Stated problem -> Copy out the data below verbatim.

Provided records ->
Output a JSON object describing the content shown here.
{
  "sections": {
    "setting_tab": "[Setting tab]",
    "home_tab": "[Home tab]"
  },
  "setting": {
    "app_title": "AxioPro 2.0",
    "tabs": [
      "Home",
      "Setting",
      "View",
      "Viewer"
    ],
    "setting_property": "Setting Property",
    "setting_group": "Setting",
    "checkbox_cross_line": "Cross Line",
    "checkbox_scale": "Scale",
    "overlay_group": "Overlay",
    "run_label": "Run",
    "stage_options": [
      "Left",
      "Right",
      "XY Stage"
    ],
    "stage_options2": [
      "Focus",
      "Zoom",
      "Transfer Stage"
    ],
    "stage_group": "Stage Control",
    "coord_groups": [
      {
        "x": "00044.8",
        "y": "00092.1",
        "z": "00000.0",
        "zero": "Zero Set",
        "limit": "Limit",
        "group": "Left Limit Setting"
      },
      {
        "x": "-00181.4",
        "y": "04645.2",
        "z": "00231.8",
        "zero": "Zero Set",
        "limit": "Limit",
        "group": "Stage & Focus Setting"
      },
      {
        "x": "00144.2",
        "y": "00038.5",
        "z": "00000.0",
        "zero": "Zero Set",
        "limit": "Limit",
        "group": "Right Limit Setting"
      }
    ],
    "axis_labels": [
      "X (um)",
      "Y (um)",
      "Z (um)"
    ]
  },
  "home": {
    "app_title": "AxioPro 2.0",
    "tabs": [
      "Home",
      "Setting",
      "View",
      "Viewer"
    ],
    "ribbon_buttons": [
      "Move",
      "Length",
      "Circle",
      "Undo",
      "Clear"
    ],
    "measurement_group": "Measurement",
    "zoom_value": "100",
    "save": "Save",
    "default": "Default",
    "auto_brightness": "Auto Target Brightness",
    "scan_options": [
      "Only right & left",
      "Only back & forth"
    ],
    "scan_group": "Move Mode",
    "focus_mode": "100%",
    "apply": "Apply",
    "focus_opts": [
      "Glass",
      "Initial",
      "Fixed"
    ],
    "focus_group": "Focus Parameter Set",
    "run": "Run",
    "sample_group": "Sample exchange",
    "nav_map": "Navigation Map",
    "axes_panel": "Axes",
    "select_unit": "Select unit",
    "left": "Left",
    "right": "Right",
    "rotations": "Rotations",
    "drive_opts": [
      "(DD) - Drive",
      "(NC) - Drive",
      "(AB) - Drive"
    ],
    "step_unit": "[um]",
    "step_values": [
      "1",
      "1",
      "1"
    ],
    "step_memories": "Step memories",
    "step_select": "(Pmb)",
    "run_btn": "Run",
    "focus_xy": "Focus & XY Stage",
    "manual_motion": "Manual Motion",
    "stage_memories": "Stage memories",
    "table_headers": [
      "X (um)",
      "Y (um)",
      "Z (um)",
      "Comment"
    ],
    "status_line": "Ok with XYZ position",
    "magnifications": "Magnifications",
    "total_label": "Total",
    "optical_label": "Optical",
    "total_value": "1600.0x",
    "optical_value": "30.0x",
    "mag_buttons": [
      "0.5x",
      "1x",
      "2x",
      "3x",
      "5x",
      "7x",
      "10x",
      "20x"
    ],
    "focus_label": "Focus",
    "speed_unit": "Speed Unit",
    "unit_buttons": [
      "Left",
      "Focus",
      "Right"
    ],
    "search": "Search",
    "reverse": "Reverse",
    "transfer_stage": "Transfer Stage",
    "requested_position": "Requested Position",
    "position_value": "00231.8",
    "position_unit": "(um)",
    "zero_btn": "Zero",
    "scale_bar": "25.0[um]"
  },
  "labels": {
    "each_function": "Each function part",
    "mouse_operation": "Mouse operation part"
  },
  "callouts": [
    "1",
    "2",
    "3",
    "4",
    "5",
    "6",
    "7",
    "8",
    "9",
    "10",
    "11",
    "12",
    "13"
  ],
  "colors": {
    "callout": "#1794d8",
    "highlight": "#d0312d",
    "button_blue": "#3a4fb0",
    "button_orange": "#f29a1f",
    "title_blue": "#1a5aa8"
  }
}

Task response ->
Output a JSON object describing the content shown here.
{
  "sections": {
    "setting_tab": "[Setting tab]",
    "home_tab": "[Home tab]"
  },
  "setting": {
    "app_title": "AxioPro 2.0",
    "tabs": [
      "Home",
      "Setting",
      "View",
      "Viewer"
    ],
    "setting_property": "Setting Property",
    "setting_group": "Setting",
    "checkbox_cross_line": "Cross Line",
    "checkbox_scale": "Scale",
    "overlay_group": "Overlay",
    "run_label": "Run",
    "stage_options": [
      "Left",
      "Right",
      "XY Stage"
    ],
    "stage_options2": [
      "Focus",
      "Zoom",
      "Transfer Stage"
    ],
    "stage_group": "Stage Control",
    "coord_groups": [
      {
        "x": "00044.8",
        "y": "00092.1",
        "z": "00000.0",
        "zero": "Zero Set",
        "limit": "Limit",
        "group": "Left Limit Setting"
      },
      {
        "x": "-00181.4",
        "y": "04645.2",
        "z": "00231.8",
        "zero": "Zero Set",
        "limit": "Limit",
        "group": "Stage & Focus Setting"
      },
      {
        "x": "00144.2",
        "y": "00038.5",
        "z": "00000.0",
        "zero": "Zero Set",
        "limit": "Limit",
        "group": "Right Limit Setting"
      }
    ],
    "axis_labels": [
      "X (um)",
      "Y (um)",
      "Z (um)"
    ]
  },
  "home": {
    "app_title": "AxioPro 2.0",
    "tabs": [
      "Home",
      "Setting",
      "View",
      "Viewer"
    ],
    "ribbon_buttons": [
      "Move",
      "Length",
      "Circle",
      "Undo",
      "Clear"
    ],
    "measurement_group": "Measurement",
    "zoom_value": "100",
    "save": "Save",
    "default": "Default",
    "auto_brightness": "Auto Target Brightness",
    "scan_options": [
      "Only right & left",
      "Only back & forth"
    ],
    "scan_group": "Move Mode",
    "focus_mode": "100%",
    "apply": "Apply",
    "focus_opts": [
      "Glass",
      "Initial",
      "Fixed"
    ],
    "focus_group": "Focus Parameter Set",
    "run": "Run",
    "sample_group": "Sample exchange",
    "nav_map": "Navigation Map",
    "axes_panel": "Axes",
    "select_unit": "Select unit",
    "left": "Left",
    "right": "Right",
    "rotations": "Rotations",
    "drive_opts": [
      "(DD) - Drive",
      "(NC) - Drive",
      "(AB) - Drive"
    ],
    "step_unit": "[um]",
    "step_values": [
      "1",
      "1",
      "1"
    ],
    "step_memories": "Step memories",
    "step_select": "(Pmb)",
    "run_btn": "Run",
    "focus_xy": "Focus & XY Stage",
    "manual_motion": "Manual Motion",
    "stage_memories": "Stage memories",
    "table_headers": [
      "X (um)",
      "Y (um)",
      "Z (um)",
      "Comment"
    ],
    "status_line": "Ok with XYZ position",
    "magnifications": "Magnifications",
    "total_label": "Total",
    "optical_label": "Optical",
    "total_value": "1600.0x",
    "optical_value": "30.0x",
    "mag_buttons": [
      "0.5x",
      "1x",
      "2x",
      "3x",
      "5x",
      "7x",
      "10x",
      "20x"
    ],
    "focus_label": "Focus",
    "speed_unit": "Speed Unit",
    "unit_buttons": [
      "Left",
      "Focus",
      "Right"
    ],
    "search": "Search",
    "reverse": "Reverse",
    "transfer_stage": "Transfer Stage",
    "requested_position": "Requested Position",
    "position_value": "00231.8",
    "position_unit": "(um)",
    "zero_btn": "Zero",
    "scale_bar": "25.0[um]"
  },
  "labels": {
    "each_function": "Each function part",
    "mouse_operation": "Mouse operation part"
  },
  "callouts": [
    "1",
    "2",
    "3",
    "4",
    "5",
    "6",
    "7",
    "8",
    "9",
    "10",
    "11",
    "12",
    "13"
  ],
  "colors": {
    "callout": "#1794d8",
    "highlight": "#d0312d",
    "button_blue": "#3a4fb0",
    "button_orange": "#f29a1f",
    "title_blue": "#1a5aa8"
  }
}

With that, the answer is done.